-- DATA FOR THIS TASK --
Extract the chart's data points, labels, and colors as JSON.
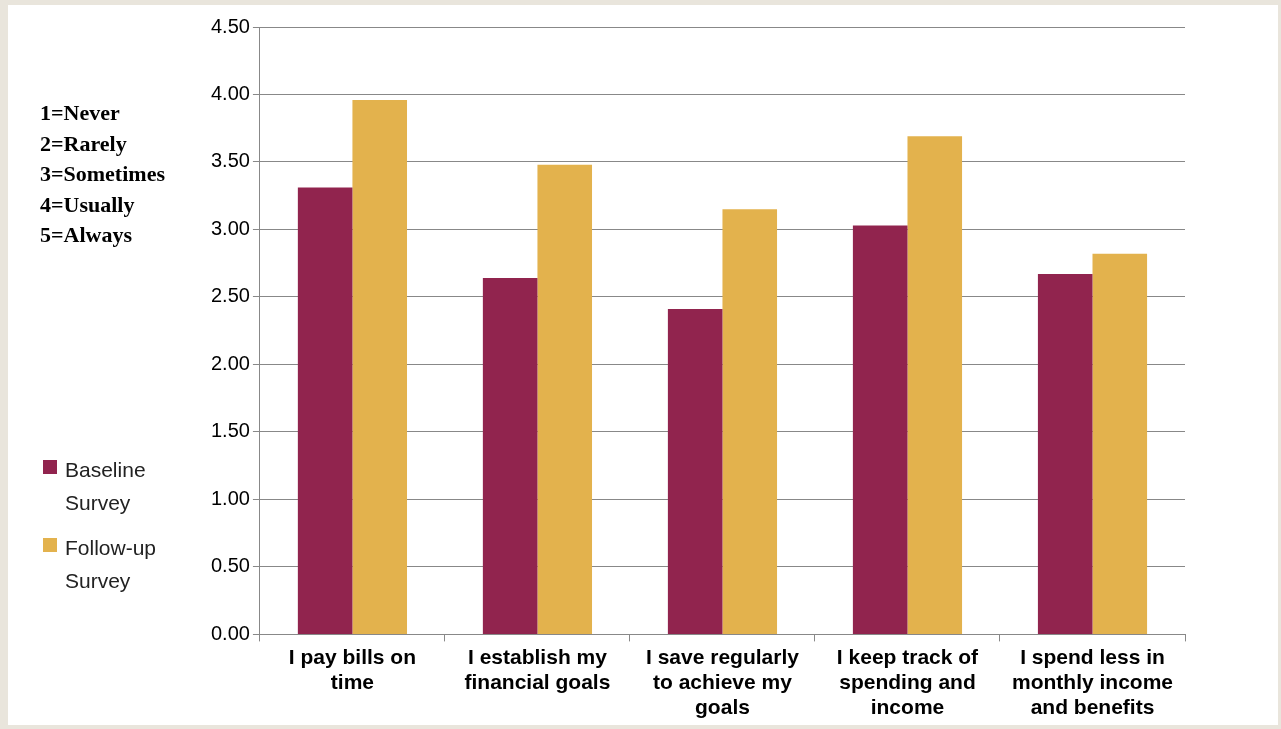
{
  "chart_data": {
    "type": "bar",
    "categories": [
      "I pay bills on time",
      "I establish my financial goals",
      "I save regularly to achieve my goals",
      "I keep track of spending and income",
      "I spend less in monthly income and benefits"
    ],
    "series": [
      {
        "name": "Baseline Survey",
        "color": "#91244e",
        "values": [
          3.31,
          2.64,
          2.41,
          3.03,
          2.67
        ]
      },
      {
        "name": "Follow-up Survey",
        "color": "#e3b24d",
        "values": [
          3.96,
          3.48,
          3.15,
          3.69,
          2.82
        ]
      }
    ],
    "ylim": [
      0,
      4.5
    ],
    "yticks": [
      {
        "value": 0,
        "label": "0.00"
      },
      {
        "value": 0.5,
        "label": "0.50"
      },
      {
        "value": 1,
        "label": "1.00"
      },
      {
        "value": 1.5,
        "label": "1.50"
      },
      {
        "value": 2,
        "label": "2.00"
      },
      {
        "value": 2.5,
        "label": "2.50"
      },
      {
        "value": 3,
        "label": "3.00"
      },
      {
        "value": 3.5,
        "label": "3.50"
      },
      {
        "value": 4,
        "label": "4.00"
      },
      {
        "value": 4.5,
        "label": "4.50"
      }
    ],
    "grid": "y",
    "legend": "left",
    "annotations": [
      "1=Never\n2=Rarely\n3=Sometimes\n4=Usually\n5=Always"
    ]
  }
}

-- WHAT THE EXERCISE ASKS --
Find how many lines of the entries contain "name". Respond with the number only.

-- EXERCISE RESPONSE --
2